> **Textauszug**:
«Wir sind schon seit längerer Zeit auf der Suche nach neuen Räumen», sagt Annemarie Euler, die zusammen mit Barbara Hutter die Brockenstube des Schweizerischen Gemeinnützigen Frauenvereins Brugg leitet. «Wir haben alles abgecheckt, und wir haben alle unsere Kontakte spielen lassen. Wir stehen, wegen eines neuen Raumes, auch seit Jahren mit den Behörden der Stadt Brugg in Kontakt. Bei der Stadt hat man sich sehr bemüht. Allerdings sieht man sich nicht in der Lage, uns einen geeigneten Raum zur Verfügung zu stellen. Jetzt wird es einfach dringend.»

Auch Yvonne Bertschi, die Präsidentin des Gemeinnützigen Frauenvereins Brugg, stellt fest: «Wir suchen dringend ein Lokal. Wir haben viele Anfragen gestartet. Wir sehen aber im Moment keine Möglichkeit. Für uns stellt sich damit einfach die Frage, ob wir die Brockenstube an einem geeigneten Standort weiterführen können. Wir sind offen für alle Möglichkeiten.»

Versicherung macht Druck

Dringend wird es, weil die Tage des Anbaues an der Alten Post in Brugg - in dem die Brockenstube seit 1969 ihren Standort hat - so oder so gezählt sind. Die Stadt, als Eigentümerin der Alten Post stehe zudem unter einem gewissen Druck der Gebäudeversicherung, weil für den Anbau feuerpolizeiliche Auflagen bestehen, erklärt Stadtrat Christoph Brun auf Anfrage. «Weil der Anbau aber ohnehin abgebrochen werden muss, macht es keinen Sinn, noch Investitionen vorzunehmen. Im Budget 2012 sind daher Mittel für den Abbruch eingestellt.»

Der Anbau könnte somit im Laufe des kommenden Jahres abgebrochen werden. Christoph Brun betont aber auch: «Der Stadtrat anerkennt das Engagement des Gemeinnützigen Frauenvereins und das öffentliche Interesse an der Brockenstube. Abklärungen des Bauamtes haben jedoch ergeben, dass keine Räume für die Brockenstube verfügbar sind.»

> **Aufgabe**:
Schreiben Sie die Fortsetzung des Textauszugs über die Raumsuche der Brockenstube in Brugg und beginnen Sie direkt nach dem letzten Satz. Das Material ist hierfür ohne Belang.

> **Rohdaten**:

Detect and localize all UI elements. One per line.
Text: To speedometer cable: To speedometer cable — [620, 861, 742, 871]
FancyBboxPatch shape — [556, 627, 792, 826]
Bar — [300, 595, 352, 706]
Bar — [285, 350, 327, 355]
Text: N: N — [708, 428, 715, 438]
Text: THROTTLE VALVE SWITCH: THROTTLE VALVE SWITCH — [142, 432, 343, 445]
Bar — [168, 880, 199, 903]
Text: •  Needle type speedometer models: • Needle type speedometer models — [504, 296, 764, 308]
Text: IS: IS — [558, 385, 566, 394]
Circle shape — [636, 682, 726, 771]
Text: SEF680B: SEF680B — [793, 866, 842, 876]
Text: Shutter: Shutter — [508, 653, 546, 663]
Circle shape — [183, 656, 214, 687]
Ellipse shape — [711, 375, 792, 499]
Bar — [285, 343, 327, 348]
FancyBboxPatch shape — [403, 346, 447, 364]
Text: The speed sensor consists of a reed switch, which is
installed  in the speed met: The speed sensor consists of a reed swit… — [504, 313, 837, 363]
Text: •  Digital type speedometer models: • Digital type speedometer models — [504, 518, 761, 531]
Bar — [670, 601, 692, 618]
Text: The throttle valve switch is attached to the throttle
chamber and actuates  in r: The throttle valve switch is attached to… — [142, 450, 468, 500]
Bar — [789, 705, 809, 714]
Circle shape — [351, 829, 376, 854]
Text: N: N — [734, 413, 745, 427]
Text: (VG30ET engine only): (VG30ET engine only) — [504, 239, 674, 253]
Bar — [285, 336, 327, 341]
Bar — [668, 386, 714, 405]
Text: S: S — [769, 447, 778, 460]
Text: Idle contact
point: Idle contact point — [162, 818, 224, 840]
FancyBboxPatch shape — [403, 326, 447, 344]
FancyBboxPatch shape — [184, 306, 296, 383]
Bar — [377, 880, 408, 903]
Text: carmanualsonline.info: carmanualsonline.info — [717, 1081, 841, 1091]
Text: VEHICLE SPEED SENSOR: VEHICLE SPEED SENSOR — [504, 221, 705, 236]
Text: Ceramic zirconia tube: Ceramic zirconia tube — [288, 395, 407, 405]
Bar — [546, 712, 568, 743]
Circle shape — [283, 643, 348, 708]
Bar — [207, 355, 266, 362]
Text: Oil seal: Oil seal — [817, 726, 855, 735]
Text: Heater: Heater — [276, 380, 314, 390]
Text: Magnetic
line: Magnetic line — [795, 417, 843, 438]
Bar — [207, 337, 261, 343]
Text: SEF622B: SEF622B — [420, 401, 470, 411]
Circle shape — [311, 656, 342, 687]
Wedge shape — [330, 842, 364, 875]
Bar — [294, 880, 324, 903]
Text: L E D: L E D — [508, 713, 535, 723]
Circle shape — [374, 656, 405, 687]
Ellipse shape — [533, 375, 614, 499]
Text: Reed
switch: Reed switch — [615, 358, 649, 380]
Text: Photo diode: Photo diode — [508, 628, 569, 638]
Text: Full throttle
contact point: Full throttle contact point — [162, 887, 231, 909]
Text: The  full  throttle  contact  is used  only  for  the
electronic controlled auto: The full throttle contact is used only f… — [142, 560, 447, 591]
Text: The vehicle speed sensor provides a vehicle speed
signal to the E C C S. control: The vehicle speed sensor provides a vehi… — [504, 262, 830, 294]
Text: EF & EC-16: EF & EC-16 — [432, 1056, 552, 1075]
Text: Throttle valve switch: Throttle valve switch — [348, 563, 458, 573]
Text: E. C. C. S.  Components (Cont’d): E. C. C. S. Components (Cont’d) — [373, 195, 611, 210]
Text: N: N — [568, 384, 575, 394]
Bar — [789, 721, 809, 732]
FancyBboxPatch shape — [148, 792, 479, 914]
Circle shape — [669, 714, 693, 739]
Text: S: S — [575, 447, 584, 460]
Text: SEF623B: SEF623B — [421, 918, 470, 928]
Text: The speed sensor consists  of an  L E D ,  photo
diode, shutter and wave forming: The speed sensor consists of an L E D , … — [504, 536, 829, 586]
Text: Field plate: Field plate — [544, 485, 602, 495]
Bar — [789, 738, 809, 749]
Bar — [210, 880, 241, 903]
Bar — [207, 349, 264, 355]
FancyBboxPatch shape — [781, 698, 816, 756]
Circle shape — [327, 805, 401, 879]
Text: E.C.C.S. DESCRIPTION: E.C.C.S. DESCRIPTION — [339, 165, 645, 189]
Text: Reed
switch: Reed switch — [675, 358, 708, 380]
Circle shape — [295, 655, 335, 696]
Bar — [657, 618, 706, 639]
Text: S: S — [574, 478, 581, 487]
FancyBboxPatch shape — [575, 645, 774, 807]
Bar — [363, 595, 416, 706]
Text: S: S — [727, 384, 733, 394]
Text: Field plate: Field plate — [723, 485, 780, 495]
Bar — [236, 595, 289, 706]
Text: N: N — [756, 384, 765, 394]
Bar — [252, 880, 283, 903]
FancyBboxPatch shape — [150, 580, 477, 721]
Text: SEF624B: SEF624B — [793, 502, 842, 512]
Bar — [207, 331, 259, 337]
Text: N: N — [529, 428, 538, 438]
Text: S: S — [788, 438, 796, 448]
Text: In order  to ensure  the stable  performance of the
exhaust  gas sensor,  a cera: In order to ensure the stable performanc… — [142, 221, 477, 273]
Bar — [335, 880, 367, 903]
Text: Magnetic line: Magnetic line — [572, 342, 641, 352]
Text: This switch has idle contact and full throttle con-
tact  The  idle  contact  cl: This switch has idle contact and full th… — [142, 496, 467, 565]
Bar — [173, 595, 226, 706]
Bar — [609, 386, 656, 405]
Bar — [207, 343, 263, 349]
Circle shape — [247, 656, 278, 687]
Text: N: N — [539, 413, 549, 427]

> **Lösung**:
Brockenstube würde nächstes Jahr 100

Im Wissen darum, dass das zwar illusorisch sei, habe man eine Wunschliste für einen neuen Standort erstellt, sagt Annemarie Euler. «Das Wichtigste ist eine möglichst zentrale Lage, um Laufkundschaft anziehen zu können. Wir könnten uns auch einen grossen Keller vorstellen. Wir verfügen über gewisse finanzielle Möglichkeiten für einen Umbau oder eine Miete. Es kann aber nicht sein, dass der ganze Ertrag der Brockenstube für die Miete draufgeht. Dann macht es keinen Sinn mehr. Hinter der Brockenstube stehen 21 Freiwillige und ein grosses Engagement. Es geht uns nicht darum, einfach beschäftigt zu sein. Der Gemeinnützige Frauenverein nimmt soziale Aufgaben wahr. Das sind nicht einfach Frauen mit einem ‹Bürzi›, die stricken.»

Das Verschwinden der Brockenstube - die im nächsten Jahr ihren 100.Geburtstag feiern kann - wäre zweifellos bedauerlich. «Die Brockenstube ist eine Finanzquelle des Vereins», stellt Annemarie Euler fest. Aus den Erträgen der Brockenstube werden auch die sozialen Aufgaben finanziert, die der Gemeinnützige Frauenverein gegenüber Menschen erfüllt, die durch alle Maschen des sozialen Netzes fallen.

12000 Franken Aufwand

Unter anderem lässt der Gemeinnützige Frauenverein bedürftigen Einzelpersonen oder Familien mit Kindern Weihnachtspakete mit Warengutscheinen aller Art zukommen. Dafür werden jährlich rund 12000 Franken aufgewendet. «Es geht dabei», betont Annemarie Euler, «nicht um eine wilde Wohltätigkeit, sondern um unspektakuläre Hilfe, die aber eine grosse Wirkung zeigt.»